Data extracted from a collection
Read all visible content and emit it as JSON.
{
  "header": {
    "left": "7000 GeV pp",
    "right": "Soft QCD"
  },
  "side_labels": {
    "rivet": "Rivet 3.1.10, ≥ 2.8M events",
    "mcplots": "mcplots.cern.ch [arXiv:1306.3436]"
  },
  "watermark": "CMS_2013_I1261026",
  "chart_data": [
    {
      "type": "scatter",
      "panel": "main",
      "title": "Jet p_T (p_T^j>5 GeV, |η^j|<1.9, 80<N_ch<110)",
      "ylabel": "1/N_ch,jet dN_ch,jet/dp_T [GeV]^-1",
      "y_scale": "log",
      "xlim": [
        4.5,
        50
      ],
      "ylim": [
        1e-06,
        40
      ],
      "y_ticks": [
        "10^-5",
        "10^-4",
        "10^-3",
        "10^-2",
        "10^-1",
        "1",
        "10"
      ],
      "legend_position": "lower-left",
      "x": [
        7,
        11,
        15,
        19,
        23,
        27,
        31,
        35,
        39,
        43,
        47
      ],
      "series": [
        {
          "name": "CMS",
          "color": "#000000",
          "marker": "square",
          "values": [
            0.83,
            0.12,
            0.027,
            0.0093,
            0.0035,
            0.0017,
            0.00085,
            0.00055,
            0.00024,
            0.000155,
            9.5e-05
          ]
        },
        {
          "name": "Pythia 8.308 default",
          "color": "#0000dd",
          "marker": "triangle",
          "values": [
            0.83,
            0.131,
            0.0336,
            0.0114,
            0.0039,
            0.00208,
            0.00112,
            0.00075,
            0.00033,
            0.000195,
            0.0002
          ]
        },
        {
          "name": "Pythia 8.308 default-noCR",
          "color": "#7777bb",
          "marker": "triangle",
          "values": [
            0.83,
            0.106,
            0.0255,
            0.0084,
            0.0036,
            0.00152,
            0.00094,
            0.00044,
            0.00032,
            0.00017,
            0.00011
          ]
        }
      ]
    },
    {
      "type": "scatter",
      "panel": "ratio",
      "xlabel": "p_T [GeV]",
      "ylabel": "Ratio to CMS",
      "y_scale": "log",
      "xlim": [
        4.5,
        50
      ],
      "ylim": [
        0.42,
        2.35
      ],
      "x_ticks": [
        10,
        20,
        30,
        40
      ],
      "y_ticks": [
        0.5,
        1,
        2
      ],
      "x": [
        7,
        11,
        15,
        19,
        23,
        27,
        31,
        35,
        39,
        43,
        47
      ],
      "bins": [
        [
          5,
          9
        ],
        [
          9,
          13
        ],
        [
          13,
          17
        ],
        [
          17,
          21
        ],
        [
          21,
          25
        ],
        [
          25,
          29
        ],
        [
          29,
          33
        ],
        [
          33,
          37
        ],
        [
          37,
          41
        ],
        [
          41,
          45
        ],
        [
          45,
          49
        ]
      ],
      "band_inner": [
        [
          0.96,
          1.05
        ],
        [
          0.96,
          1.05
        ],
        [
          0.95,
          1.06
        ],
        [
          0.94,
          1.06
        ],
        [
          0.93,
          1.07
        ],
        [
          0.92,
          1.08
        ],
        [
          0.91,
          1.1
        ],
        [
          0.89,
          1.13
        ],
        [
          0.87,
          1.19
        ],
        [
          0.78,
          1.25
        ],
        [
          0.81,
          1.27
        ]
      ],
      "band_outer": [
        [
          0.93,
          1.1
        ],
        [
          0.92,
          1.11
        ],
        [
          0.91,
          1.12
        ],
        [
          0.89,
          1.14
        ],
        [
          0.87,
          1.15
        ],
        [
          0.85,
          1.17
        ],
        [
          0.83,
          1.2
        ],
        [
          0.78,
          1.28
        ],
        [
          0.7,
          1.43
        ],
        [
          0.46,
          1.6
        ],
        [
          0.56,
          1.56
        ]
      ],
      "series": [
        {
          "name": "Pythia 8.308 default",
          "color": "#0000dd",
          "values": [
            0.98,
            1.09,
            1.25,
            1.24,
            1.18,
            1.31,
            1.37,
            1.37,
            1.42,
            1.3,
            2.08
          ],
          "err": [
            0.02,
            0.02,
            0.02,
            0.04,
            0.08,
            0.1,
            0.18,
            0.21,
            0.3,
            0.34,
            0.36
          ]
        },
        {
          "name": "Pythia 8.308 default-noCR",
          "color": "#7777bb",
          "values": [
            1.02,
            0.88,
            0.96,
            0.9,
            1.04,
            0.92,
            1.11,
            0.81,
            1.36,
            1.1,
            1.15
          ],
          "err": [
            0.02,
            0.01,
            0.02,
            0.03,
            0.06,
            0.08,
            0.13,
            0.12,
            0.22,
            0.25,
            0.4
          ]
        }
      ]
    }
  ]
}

§ **WORK REQUIRED**
Output the entries verbatim.

§ **COMPLETED EXERCISE**
Read all visible content and emit it as JSON.
{
  "header": {
    "left": "7000 GeV pp",
    "right": "Soft QCD"
  },
  "side_labels": {
    "rivet": "Rivet 3.1.10, ≥ 2.8M events",
    "mcplots": "mcplots.cern.ch [arXiv:1306.3436]"
  },
  "watermark": "CMS_2013_I1261026",
  "chart_data": [
    {
      "type": "scatter",
      "panel": "main",
      "title": "Jet p_T (p_T^j>5 GeV, |η^j|<1.9, 80<N_ch<110)",
      "ylabel": "1/N_ch,jet dN_ch,jet/dp_T [GeV]^-1",
      "y_scale": "log",
      "xlim": [
        4.5,
        50
      ],
      "ylim": [
        1e-06,
        40
      ],
      "y_ticks": [
        "10^-5",
        "10^-4",
        "10^-3",
        "10^-2",
        "10^-1",
        "1",
        "10"
      ],
      "legend_position": "lower-left",
      "x": [
        7,
        11,
        15,
        19,
        23,
        27,
        31,
        35,
        39,
        43,
        47
      ],
      "series": [
        {
          "name": "CMS",
          "color": "#000000",
          "marker": "square",
          "values": [
            0.83,
            0.12,
            0.027,
            0.0093,
            0.0035,
            0.0017,
            0.00085,
            0.00055,
            0.00024,
            0.000155,
            9.5e-05
          ]
        },
        {
          "name": "Pythia 8.308 default",
          "color": "#0000dd",
          "marker": "triangle",
          "values": [
            0.83,
            0.131,
            0.0336,
            0.0114,
            0.0039,
            0.00208,
            0.00112,
            0.00075,
            0.00033,
            0.000195,
            0.0002
          ]
        },
        {
          "name": "Pythia 8.308 default-noCR",
          "color": "#7777bb",
          "marker": "triangle",
          "values": [
            0.83,
            0.106,
            0.0255,
            0.0084,
            0.0036,
            0.00152,
            0.00094,
            0.00044,
            0.00032,
            0.00017,
            0.00011
          ]
        }
      ]
    },
    {
      "type": "scatter",
      "panel": "ratio",
      "xlabel": "p_T [GeV]",
      "ylabel": "Ratio to CMS",
      "y_scale": "log",
      "xlim": [
        4.5,
        50
      ],
      "ylim": [
        0.42,
        2.35
      ],
      "x_ticks": [
        10,
        20,
        30,
        40
      ],
      "y_ticks": [
        0.5,
        1,
        2
      ],
      "x": [
        7,
        11,
        15,
        19,
        23,
        27,
        31,
        35,
        39,
        43,
        47
      ],
      "bins": [
        [
          5,
          9
        ],
        [
          9,
          13
        ],
        [
          13,
          17
        ],
        [
          17,
          21
        ],
        [
          21,
          25
        ],
        [
          25,
          29
        ],
        [
          29,
          33
        ],
        [
          33,
          37
        ],
        [
          37,
          41
        ],
        [
          41,
          45
        ],
        [
          45,
          49
        ]
      ],
      "band_inner": [
        [
          0.96,
          1.05
        ],
        [
          0.96,
          1.05
        ],
        [
          0.95,
          1.06
        ],
        [
          0.94,
          1.06
        ],
        [
          0.93,
          1.07
        ],
        [
          0.92,
          1.08
        ],
        [
          0.91,
          1.1
        ],
        [
          0.89,
          1.13
        ],
        [
          0.87,
          1.19
        ],
        [
          0.78,
          1.25
        ],
        [
          0.81,
          1.27
        ]
      ],
      "band_outer": [
        [
          0.93,
          1.1
        ],
        [
          0.92,
          1.11
        ],
        [
          0.91,
          1.12
        ],
        [
          0.89,
          1.14
        ],
        [
          0.87,
          1.15
        ],
        [
          0.85,
          1.17
        ],
        [
          0.83,
          1.2
        ],
        [
          0.78,
          1.28
        ],
        [
          0.7,
          1.43
        ],
        [
          0.46,
          1.6
        ],
        [
          0.56,
          1.56
        ]
      ],
      "series": [
        {
          "name": "Pythia 8.308 default",
          "color": "#0000dd",
          "values": [
            0.98,
            1.09,
            1.25,
            1.24,
            1.18,
            1.31,
            1.37,
            1.37,
            1.42,
            1.3,
            2.08
          ],
          "err": [
            0.02,
            0.02,
            0.02,
            0.04,
            0.08,
            0.1,
            0.18,
            0.21,
            0.3,
            0.34,
            0.36
          ]
        },
        {
          "name": "Pythia 8.308 default-noCR",
          "color": "#7777bb",
          "values": [
            1.02,
            0.88,
            0.96,
            0.9,
            1.04,
            0.92,
            1.11,
            0.81,
            1.36,
            1.1,
            1.15
          ],
          "err": [
            0.02,
            0.01,
            0.02,
            0.03,
            0.06,
            0.08,
            0.13,
            0.12,
            0.22,
            0.25,
            0.4
          ]
        }
      ]
    }
  ]
}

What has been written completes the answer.